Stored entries
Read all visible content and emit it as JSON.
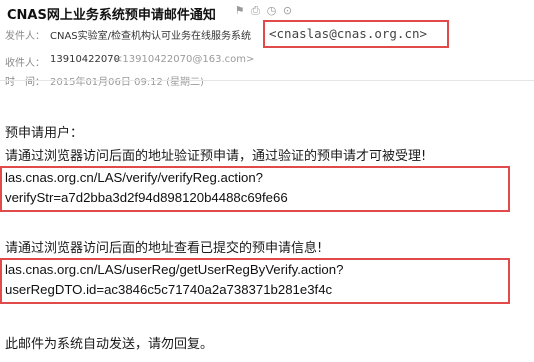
{
  "email": {
    "subject": "CNAS网上业务系统预申请邮件通知",
    "header_icons": [
      "flag-icon",
      "print-icon",
      "clock-icon",
      "more-icon"
    ],
    "sender": {
      "label": "发件人：",
      "name": "CNAS实验室/检查机构认可业务在线服务系统",
      "address_highlight": "<cnaslas@cnas.org.cn>"
    },
    "recipient": {
      "label": "收件人：",
      "name": "13910422070",
      "address": "<13910422070@163.com>"
    },
    "time": {
      "label": "时　间：",
      "value": "2015年01月06日 09:12 (星期二)"
    },
    "body": {
      "greeting": "预申请用户：",
      "instruction_verify": "请通过浏览器访问后面的地址验证预申请，通过验证的预申请才可被受理!",
      "verify_url_line1": "las.cnas.org.cn/LAS/verify/verifyReg.action?",
      "verify_url_line2": "verifyStr=a7d2bba3d2f94d898120b4488c69fe66",
      "instruction_view": "请通过浏览器访问后面的地址查看已提交的预申请信息!",
      "view_url_line1": "las.cnas.org.cn/LAS/userReg/getUserRegByVerify.action?",
      "view_url_line2": "userRegDTO.id=ac3846c5c71740a2a738371b281e3f4c",
      "footer": "此邮件为系统自动发送，请勿回复。"
    },
    "colors": {
      "highlight_border": "#e04a4a",
      "label_gray": "#8a8a8a"
    }
  }
}
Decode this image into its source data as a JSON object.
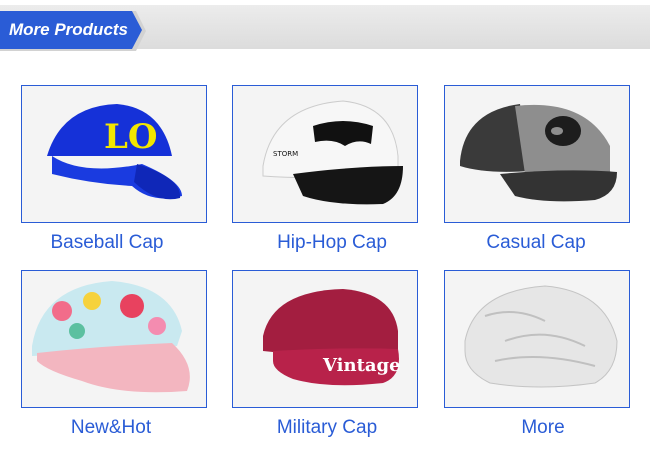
{
  "header": {
    "title": "More Products",
    "accent_color": "#2a5cd6"
  },
  "products": [
    {
      "label": "Baseball Cap",
      "image_icon": "blue-baseball-cap-image"
    },
    {
      "label": "Hip-Hop Cap",
      "image_icon": "white-snapback-cap-image"
    },
    {
      "label": "Casual Cap",
      "image_icon": "gray-trucker-cap-image"
    },
    {
      "label": "New&Hot",
      "image_icon": "floral-pink-cap-image"
    },
    {
      "label": "Military Cap",
      "image_icon": "red-military-cap-image"
    },
    {
      "label": "More",
      "image_icon": "white-flat-cap-image"
    }
  ]
}
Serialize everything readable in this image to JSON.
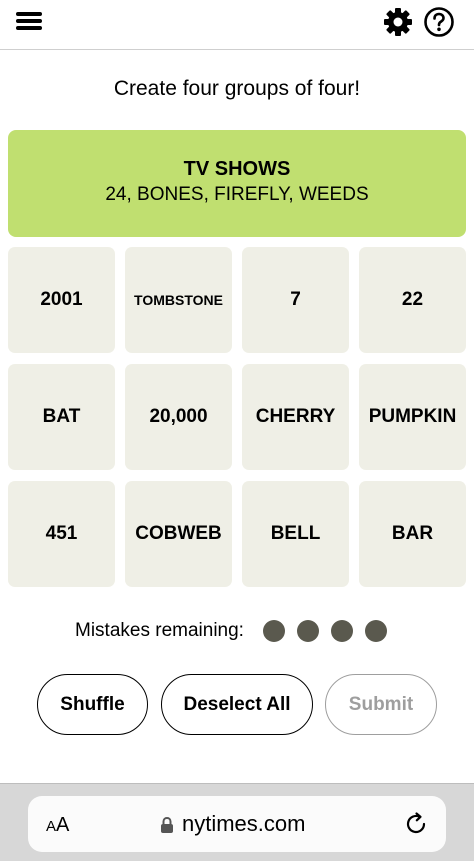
{
  "header": {
    "menu_icon": "hamburger-menu-icon",
    "settings_icon": "gear-icon",
    "help_icon": "question-circle-icon"
  },
  "instruction": "Create four groups of four!",
  "solved_group": {
    "title": "TV SHOWS",
    "members": "24, BONES, FIREFLY, WEEDS",
    "color": "#c0df70"
  },
  "tiles": [
    "2001",
    "TOMBSTONE",
    "7",
    "22",
    "BAT",
    "20,000",
    "CHERRY",
    "PUMPKIN",
    "451",
    "COBWEB",
    "BELL",
    "BAR"
  ],
  "mistakes": {
    "label": "Mistakes remaining:",
    "remaining": 4
  },
  "buttons": {
    "shuffle": "Shuffle",
    "deselect_all": "Deselect All",
    "submit": "Submit"
  },
  "browser": {
    "text_size_label_big": "A",
    "text_size_label_small": "A",
    "url": "nytimes.com"
  }
}
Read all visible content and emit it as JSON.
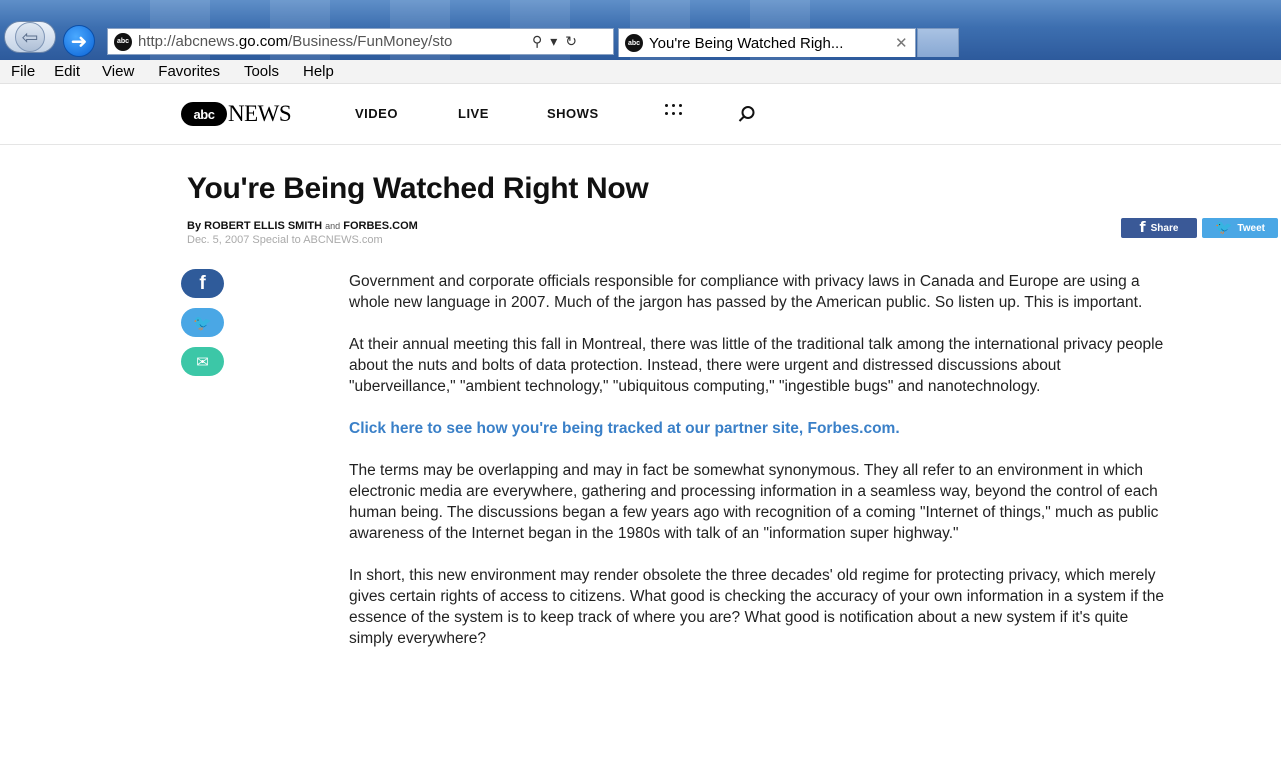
{
  "browser": {
    "url_prefix": "http://abcnews.",
    "url_domain": "go.com",
    "url_suffix": "/Business/FunMoney/sto",
    "tab_title": "You're Being Watched Righ...",
    "favicon_text": "abc",
    "menu": [
      "File",
      "Edit",
      "View",
      "Favorites",
      "Tools",
      "Help"
    ],
    "icons": {
      "back": "back-arrow-icon",
      "forward": "forward-arrow-icon",
      "search": "search-icon",
      "refresh": "refresh-icon",
      "close": "close-icon"
    }
  },
  "site": {
    "logo_abc": "abc",
    "logo_news": "NEWS",
    "nav": [
      "VIDEO",
      "LIVE",
      "SHOWS"
    ]
  },
  "article": {
    "headline": "You're Being Watched Right Now",
    "byline_prefix": "By ",
    "author": "ROBERT ELLIS SMITH",
    "and": "and",
    "source": "FORBES.COM",
    "dateline": "Dec. 5, 2007 Special to ABCNEWS.com",
    "share_label": "Share",
    "tweet_label": "Tweet",
    "paragraphs": [
      "Government and corporate officials responsible for compliance with privacy laws in Canada and Europe are using a whole new language in 2007. Much of the jargon has passed by the American public. So listen up. This is important.",
      "At their annual meeting this fall in Montreal, there was little of the traditional talk among the international privacy people about the nuts and bolts of data protection. Instead, there were urgent and distressed discussions about \"uberveillance,\" \"ambient technology,\" \"ubiquitous computing,\" \"ingestible bugs\" and nanotechnology."
    ],
    "link_text": "Click here to see how you're being tracked at our partner site, Forbes.com.",
    "paragraphs_after": [
      "The terms may be overlapping and may in fact be somewhat synonymous. They all refer to an environment in which electronic media are everywhere, gathering and processing information in a seamless way, beyond the control of each human being. The discussions began a few years ago with recognition of a coming \"Internet of things,\" much as public awareness of the Internet began in the 1980s with talk of an \"information super highway.\"",
      "In short, this new environment may render obsolete the three decades' old regime for protecting privacy, which merely gives certain rights of access to citizens. What good is checking the accuracy of your own information in a system if the essence of the system is to keep track of where you are? What good is notification about a new system if it's quite simply everywhere?"
    ]
  }
}
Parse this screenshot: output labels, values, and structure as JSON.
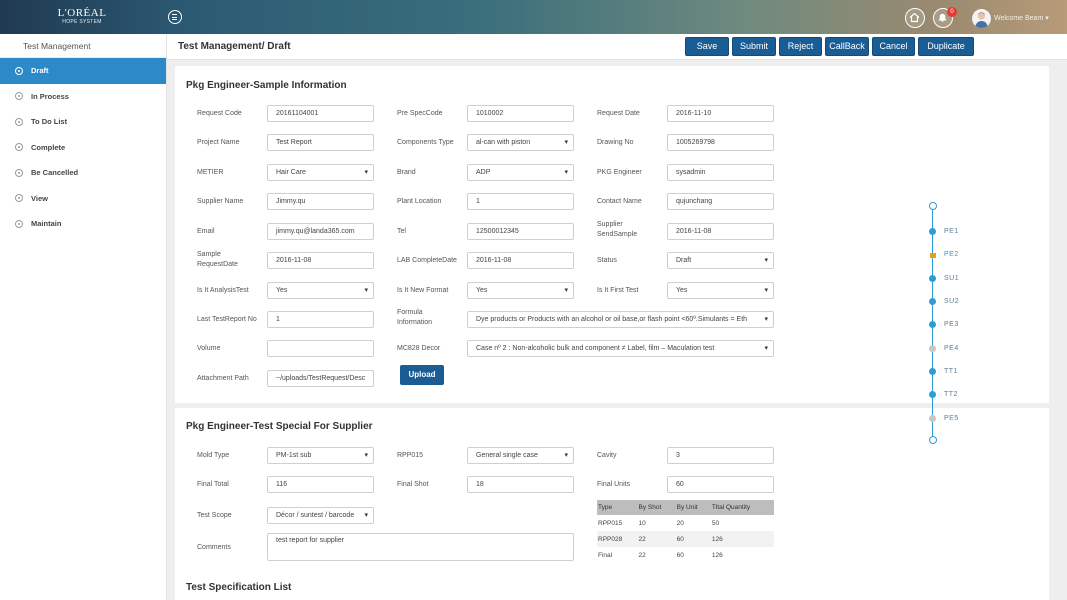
{
  "brand": {
    "logo_line1": "L'ORÉAL",
    "logo_line2": "HOPE SYSTEM"
  },
  "topbar": {
    "notification_count": "0",
    "welcome": "Welcome Beam"
  },
  "sidebar": {
    "title": "Test Management",
    "items": [
      {
        "label": "Draft",
        "active": true
      },
      {
        "label": "In Process"
      },
      {
        "label": "To Do List"
      },
      {
        "label": "Complete"
      },
      {
        "label": "Be Cancelled"
      },
      {
        "label": "View"
      },
      {
        "label": "Maintain"
      }
    ]
  },
  "page": {
    "title": "Test Management/ Draft",
    "buttons": [
      "Save",
      "Submit",
      "Reject",
      "CallBack",
      "Cancel",
      "Duplicate"
    ]
  },
  "sample_info": {
    "title": "Pkg Engineer-Sample Information",
    "request_code_label": "Request Code",
    "request_code": "20161104001",
    "pre_spec_code_label": "Pre SpecCode",
    "pre_spec_code": "1010002",
    "request_date_label": "Request Date",
    "request_date": "2016-11-10",
    "project_name_label": "Project Name",
    "project_name": "Test Report",
    "components_type_label": "Components Type",
    "components_type": "al-can with piston",
    "drawing_no_label": "Drawing No",
    "drawing_no": "1005269798",
    "metier_label": "METIER",
    "metier": "Hair Care",
    "brand_label": "Brand",
    "brand": "ADP",
    "pkg_engineer_label": "PKG Engineer",
    "pkg_engineer": "sysadmin",
    "supplier_name_label": "Supplier Name",
    "supplier_name": "Jimmy.qu",
    "plant_location_label": "Plant Location",
    "plant_location": "1",
    "contact_name_label": "Contact Name",
    "contact_name": "qujunchang",
    "email_label": "Email",
    "email": "jimmy.qu@landa365.com",
    "tel_label": "Tel",
    "tel": "12500012345",
    "supplier_send_label_1": "Supplier",
    "supplier_send_label_2": "SendSample",
    "supplier_send_sample": "2016-11-08",
    "sample_request_label_1": "Sample",
    "sample_request_label_2": "RequestDate",
    "sample_request_date": "2016-11-08",
    "lab_complete_label": "LAB CompleteDate",
    "lab_complete_date": "2016-11-08",
    "status_label": "Status",
    "status": "Draft",
    "analysis_test_label": "Is It AnalysisTest",
    "analysis_test": "Yes",
    "new_format_label": "Is It New Format",
    "new_format": "Yes",
    "first_test_label": "Is It First Test",
    "first_test": "Yes",
    "last_test_report_label": "Last TestReport No",
    "last_test_report": "1",
    "formula_label_1": "Formula",
    "formula_label_2": "Information",
    "formula": "Dye products or Products with an alcohol or oil base,or flash point <60º.Simulants = Eth",
    "volume_label": "Volume",
    "volume": "",
    "mc828_label": "MC828 Decor",
    "mc828": "Case nº 2 : Non-alcoholic bulk and component ≠ Label, film – Maculation test",
    "attachment_label": "Attachment Path",
    "attachment": "~/uploads/TestRequest/Desc",
    "upload_label": "Upload"
  },
  "special": {
    "title": "Pkg Engineer-Test Special For Supplier",
    "mold_type_label": "Mold Type",
    "mold_type": "PM-1st sub",
    "rpp015_label": "RPP015",
    "rpp015": "General single case",
    "cavity_label": "Cavity",
    "cavity": "3",
    "final_total_label": "Final Total",
    "final_total": "116",
    "final_shot_label": "Final Shot",
    "final_shot": "18",
    "final_units_label": "Final Units",
    "final_units": "60",
    "test_scope_label": "Test Scope",
    "test_scope": "Décor / suntest / barcode",
    "comments_label": "Comments",
    "comments": "test report for supplier",
    "table": {
      "headers": [
        "Type",
        "By Shot",
        "By Unit",
        "Tltal Quantity"
      ],
      "rows": [
        [
          "RPP015",
          "10",
          "20",
          "50"
        ],
        [
          "RPP028",
          "22",
          "60",
          "126"
        ],
        [
          "Final",
          "22",
          "60",
          "126"
        ]
      ]
    }
  },
  "spec_list": {
    "title": "Test Specification List"
  },
  "stepper": {
    "steps": [
      {
        "label": "PE1",
        "state": "done"
      },
      {
        "label": "PE2",
        "state": "current"
      },
      {
        "label": "SU1",
        "state": "done"
      },
      {
        "label": "SU2",
        "state": "done"
      },
      {
        "label": "PE3",
        "state": "done"
      },
      {
        "label": "PE4",
        "state": "pending"
      },
      {
        "label": "TT1",
        "state": "done"
      },
      {
        "label": "TT2",
        "state": "done"
      },
      {
        "label": "PE5",
        "state": "pending"
      }
    ]
  },
  "colors": {
    "primary": "#1a5d95",
    "active": "#2e89c8",
    "stepper": "#2f9bd4",
    "current_step": "#f39c12"
  }
}
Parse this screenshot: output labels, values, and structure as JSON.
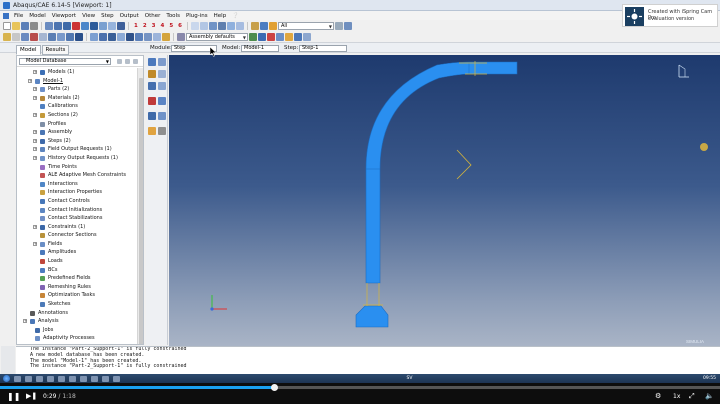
{
  "window": {
    "title": "Abaqus/CAE 6.14-5 [Viewport: 1]"
  },
  "menu": [
    "File",
    "Model",
    "Viewport",
    "View",
    "Step",
    "Output",
    "Other",
    "Tools",
    "Plug-ins",
    "Help"
  ],
  "toolbar": {
    "numbers": [
      "1",
      "2",
      "3",
      "4",
      "5",
      "6"
    ],
    "filter_value": "All",
    "display_group": "Assembly defaults"
  },
  "context": {
    "tabs": [
      "Model",
      "Results"
    ],
    "module_label": "Module:",
    "module_value": "Step",
    "model_label": "Model:",
    "model_value": "Model-1",
    "step_label": "Step:",
    "step_value": "Step-1"
  },
  "tree": {
    "database_combo": "Model Database",
    "items": [
      {
        "label": "Models (1)"
      },
      {
        "label": "Model-1"
      },
      {
        "label": "Parts (2)"
      },
      {
        "label": "Materials (2)"
      },
      {
        "label": "Calibrations"
      },
      {
        "label": "Sections (2)"
      },
      {
        "label": "Profiles"
      },
      {
        "label": "Assembly"
      },
      {
        "label": "Steps (2)"
      },
      {
        "label": "Field Output Requests (1)"
      },
      {
        "label": "History Output Requests (1)"
      },
      {
        "label": "Time Points"
      },
      {
        "label": "ALE Adaptive Mesh Constraints"
      },
      {
        "label": "Interactions"
      },
      {
        "label": "Interaction Properties"
      },
      {
        "label": "Contact Controls"
      },
      {
        "label": "Contact Initializations"
      },
      {
        "label": "Contact Stabilizations"
      },
      {
        "label": "Constraints (1)"
      },
      {
        "label": "Connector Sections"
      },
      {
        "label": "Fields"
      },
      {
        "label": "Amplitudes"
      },
      {
        "label": "Loads"
      },
      {
        "label": "BCs"
      },
      {
        "label": "Predefined Fields"
      },
      {
        "label": "Remeshing Rules"
      },
      {
        "label": "Optimization Tasks"
      },
      {
        "label": "Sketches"
      },
      {
        "label": "Annotations"
      },
      {
        "label": "Analysis"
      },
      {
        "label": "Jobs"
      },
      {
        "label": "Adaptivity Processes"
      }
    ]
  },
  "messages": [
    "The instance \"Part-2_Support-1\" is fully constrained",
    "A new model database has been created.",
    "The model \"Model-1\" has been created.",
    "The instance \"Part-2_Support-1\" is fully constrained"
  ],
  "viewport": {
    "brand": "SIMULIA",
    "part_color": "#2a8ff0"
  },
  "overlay": {
    "line1": "Created with iSpring Cam Pro",
    "line2": "evaluation version"
  },
  "taskbar": {
    "clock": "09:55",
    "lang": "SV"
  },
  "player": {
    "current": "0:29",
    "total": "/ 1:18",
    "progress": 0.38,
    "speed": "1x"
  }
}
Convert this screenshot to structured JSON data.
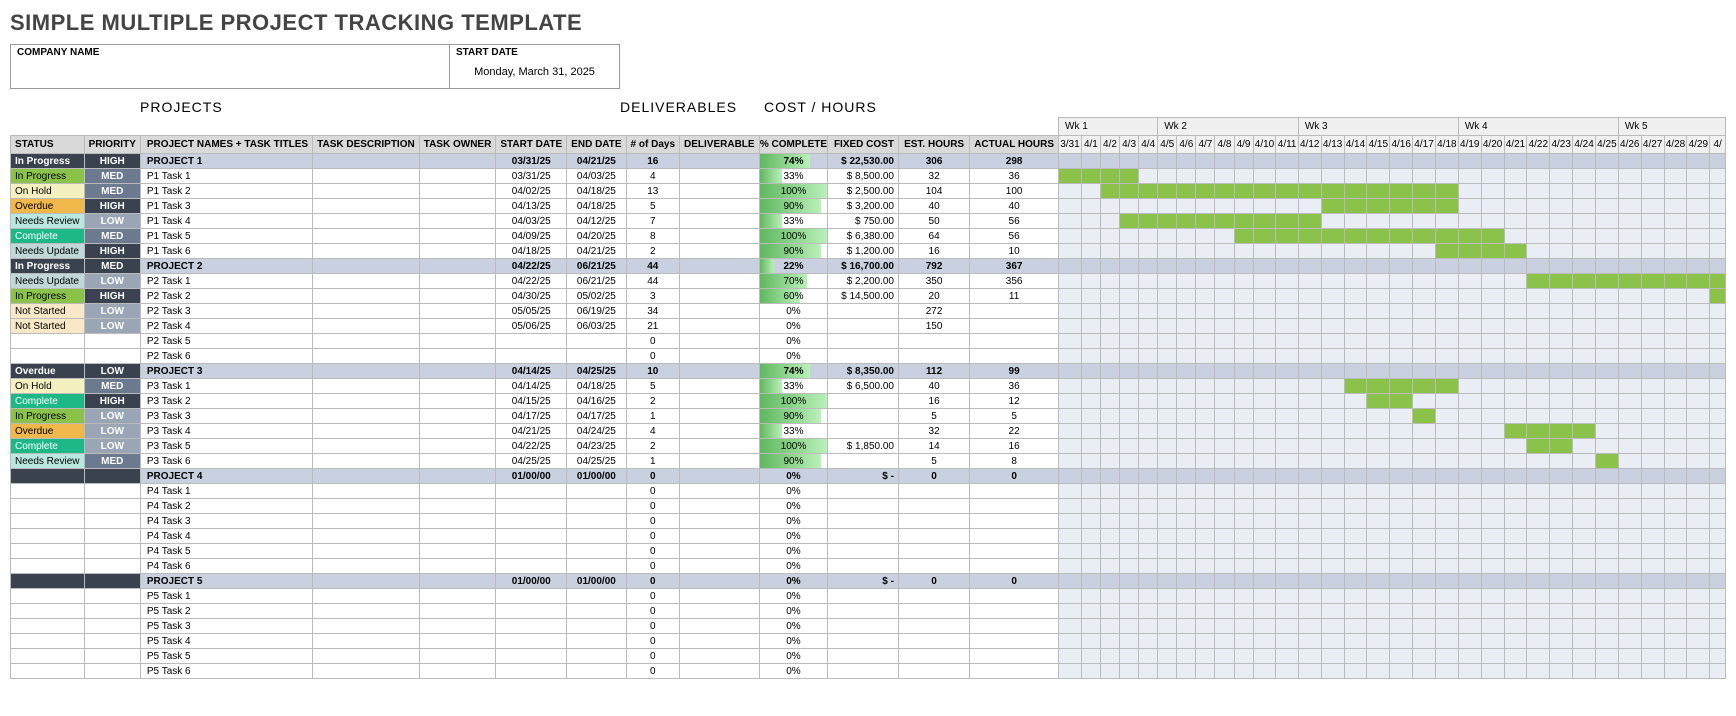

# [BRIEF]
Count the lines of the data that include the string "Fields", and give only that number.

# [COMPLETE OUTPUT]
2